Challenge: Repeat the lines below exactly as they appear, but leave out the images.
—————
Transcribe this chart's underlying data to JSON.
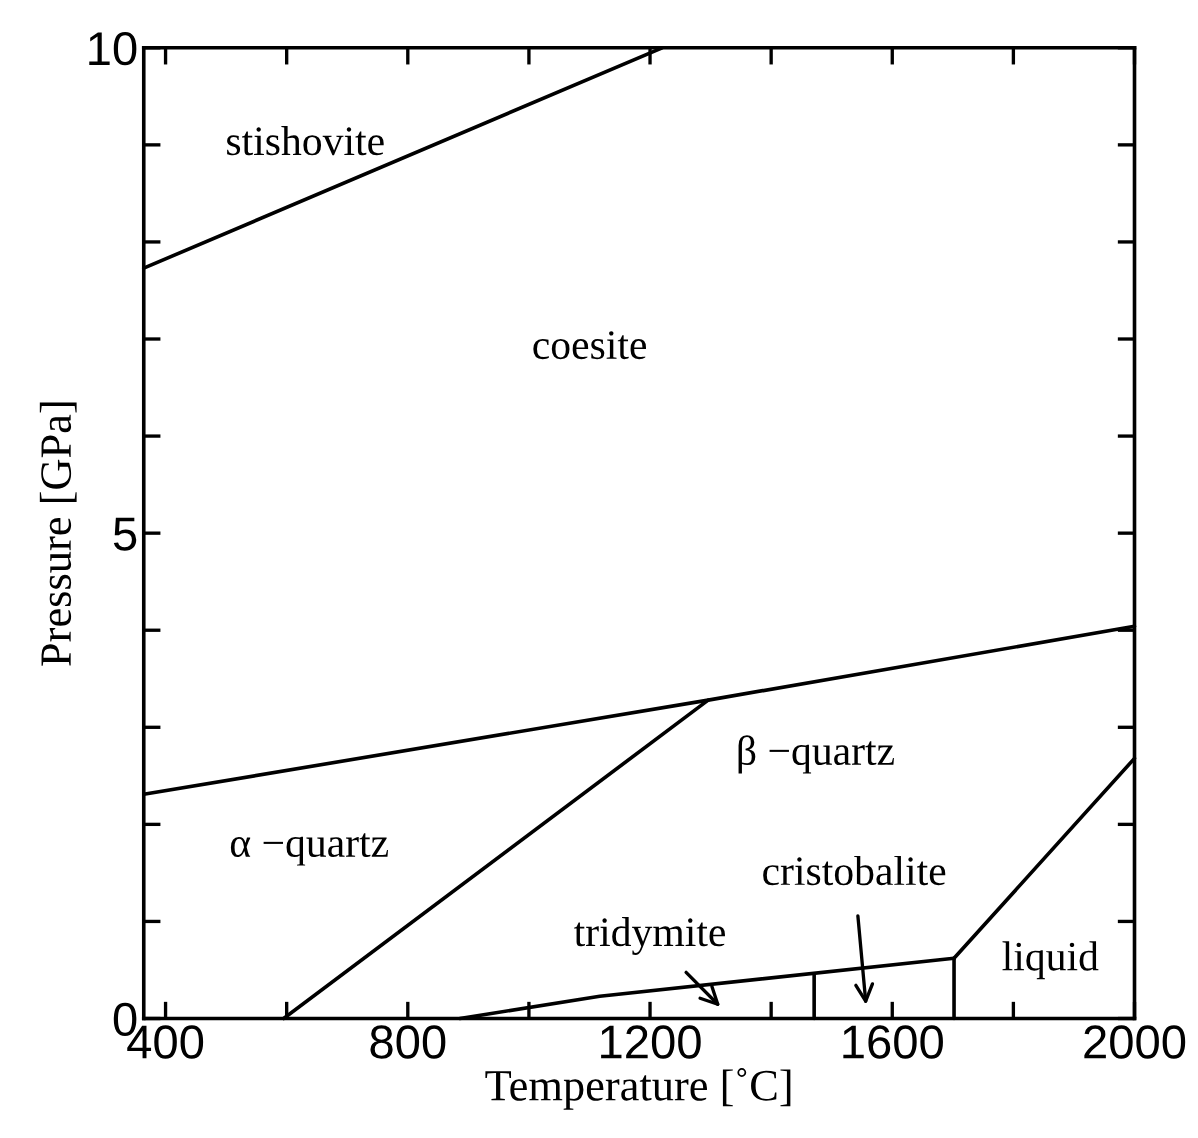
{
  "chart_data": {
    "type": "line",
    "xlabel": "Temperature [˚C]",
    "ylabel": "Pressure [GPa]",
    "xlim": [
      364,
      2000
    ],
    "ylim": [
      0,
      10
    ],
    "xticks": [
      400,
      {
        "value": 600,
        "label": null
      },
      800,
      {
        "value": 1000,
        "label": null
      },
      1200,
      {
        "value": 1400,
        "label": null
      },
      1600,
      {
        "value": 1800,
        "label": null
      },
      2000
    ],
    "yticks": [
      0,
      {
        "value": 1,
        "label": null
      },
      {
        "value": 2,
        "label": null
      },
      {
        "value": 3,
        "label": null
      },
      {
        "value": 4,
        "label": null
      },
      5,
      {
        "value": 6,
        "label": null
      },
      {
        "value": 7,
        "label": null
      },
      {
        "value": 8,
        "label": null
      },
      {
        "value": 9,
        "label": null
      },
      10
    ],
    "grid": false,
    "legend": false,
    "marker": "none",
    "line_style": "solid",
    "series": [
      {
        "color": "#000000",
        "x": [
          364,
          1220
        ],
        "values": [
          7.73,
          10
        ]
      },
      {
        "color": "#000000",
        "x": [
          364,
          1296,
          2000
        ],
        "values": [
          2.31,
          3.28,
          4.04
        ]
      },
      {
        "color": "#000000",
        "x": [
          595,
          1296
        ],
        "values": [
          0,
          3.28
        ]
      },
      {
        "color": "#000000",
        "x": [
          886,
          1117,
          1702
        ],
        "values": [
          0,
          0.23,
          0.62
        ]
      },
      {
        "color": "#000000",
        "x": [
          1471,
          1471
        ],
        "values": [
          0,
          0.45
        ]
      },
      {
        "color": "#000000",
        "x": [
          1702,
          1702
        ],
        "values": [
          0,
          0.62
        ]
      },
      {
        "color": "#000000",
        "x": [
          1702,
          2000
        ],
        "values": [
          0.62,
          2.68
        ]
      }
    ],
    "annotations": [
      "stishovite",
      "coesite",
      "α −quartz",
      "β −quartz",
      "liquid",
      "tridymite",
      "cristobalite"
    ]
  }
}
—————
Solution to this problem:
Transcribe this chart's underlying data to JSON.
{
  "chart_data": {
    "type": "line",
    "xlabel": "Temperature [˚C]",
    "ylabel": "Pressure [GPa]",
    "xlim": [
      364,
      2000
    ],
    "ylim": [
      0,
      10
    ],
    "xticks": [
      400,
      {
        "value": 600,
        "label": null
      },
      800,
      {
        "value": 1000,
        "label": null
      },
      1200,
      {
        "value": 1400,
        "label": null
      },
      1600,
      {
        "value": 1800,
        "label": null
      },
      2000
    ],
    "yticks": [
      0,
      {
        "value": 1,
        "label": null
      },
      {
        "value": 2,
        "label": null
      },
      {
        "value": 3,
        "label": null
      },
      {
        "value": 4,
        "label": null
      },
      5,
      {
        "value": 6,
        "label": null
      },
      {
        "value": 7,
        "label": null
      },
      {
        "value": 8,
        "label": null
      },
      {
        "value": 9,
        "label": null
      },
      10
    ],
    "grid": false,
    "legend": false,
    "marker": "none",
    "line_style": "solid",
    "series": [
      {
        "color": "#000000",
        "x": [
          364,
          1220
        ],
        "values": [
          7.73,
          10
        ]
      },
      {
        "color": "#000000",
        "x": [
          364,
          1296,
          2000
        ],
        "values": [
          2.31,
          3.28,
          4.04
        ]
      },
      {
        "color": "#000000",
        "x": [
          595,
          1296
        ],
        "values": [
          0,
          3.28
        ]
      },
      {
        "color": "#000000",
        "x": [
          886,
          1117,
          1702
        ],
        "values": [
          0,
          0.23,
          0.62
        ]
      },
      {
        "color": "#000000",
        "x": [
          1471,
          1471
        ],
        "values": [
          0,
          0.45
        ]
      },
      {
        "color": "#000000",
        "x": [
          1702,
          1702
        ],
        "values": [
          0,
          0.62
        ]
      },
      {
        "color": "#000000",
        "x": [
          1702,
          2000
        ],
        "values": [
          0.62,
          2.68
        ]
      }
    ],
    "annotations": [
      "stishovite",
      "coesite",
      "α −quartz",
      "β −quartz",
      "liquid",
      "tridymite",
      "cristobalite"
    ]
  }
}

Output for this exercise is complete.